The Franklin County, New York, Highway Department maintains 266 mi of roads as county routes. All county routes in Franklin County are signed with a yellow and blue pentagon. Formerly, the county used a green square marker that was unique to the county. There is no apparent pattern to how routes are assigned; however, no active county route has the same number as any of the county's U.S. Highways or New York state touring routes, with the exception of County Route 3 (CR 3). The section of New York State Route 374 (NY 374) that lies north of U.S. Route 11 (US 11) is owned and maintained by Franklin County and is thus co-signed as a state touring route and as a Franklin County route. The longest route in the county is CR 26, which was once NY 99.
────
» **TASK GOAL**:
Answer these questions using the Franklin County roads text:
(a) How many miles of roads does the Franklin County Highway Department maintain as county routes?
(b) What marker did the county formerly use for its routes?
(c) Which route is the longest in the county, and what was it once?
The rows play no part in this exercise.

» **Stored dataset entries**:
────
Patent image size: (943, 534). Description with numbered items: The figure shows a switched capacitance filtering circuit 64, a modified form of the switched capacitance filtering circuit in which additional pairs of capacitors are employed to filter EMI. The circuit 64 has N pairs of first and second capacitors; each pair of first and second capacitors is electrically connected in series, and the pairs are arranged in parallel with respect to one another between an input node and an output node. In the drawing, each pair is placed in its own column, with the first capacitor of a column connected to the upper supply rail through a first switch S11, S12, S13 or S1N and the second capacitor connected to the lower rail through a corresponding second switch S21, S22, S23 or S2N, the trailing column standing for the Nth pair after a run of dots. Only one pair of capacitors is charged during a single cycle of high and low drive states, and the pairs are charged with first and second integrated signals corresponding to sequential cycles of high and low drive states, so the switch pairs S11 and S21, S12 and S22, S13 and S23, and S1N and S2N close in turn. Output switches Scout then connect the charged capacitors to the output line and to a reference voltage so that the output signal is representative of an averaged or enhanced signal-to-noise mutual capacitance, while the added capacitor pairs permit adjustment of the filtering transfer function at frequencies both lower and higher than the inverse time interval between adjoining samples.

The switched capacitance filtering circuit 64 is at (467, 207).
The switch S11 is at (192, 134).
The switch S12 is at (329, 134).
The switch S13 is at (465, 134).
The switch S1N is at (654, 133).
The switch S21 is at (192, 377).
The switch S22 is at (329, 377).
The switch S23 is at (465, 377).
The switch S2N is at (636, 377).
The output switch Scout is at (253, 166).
────
» **RESPONSE BOX**:
(a) 266 mi.
(b) A green square marker unique to the county.
(c) CR 26, which was once NY 99.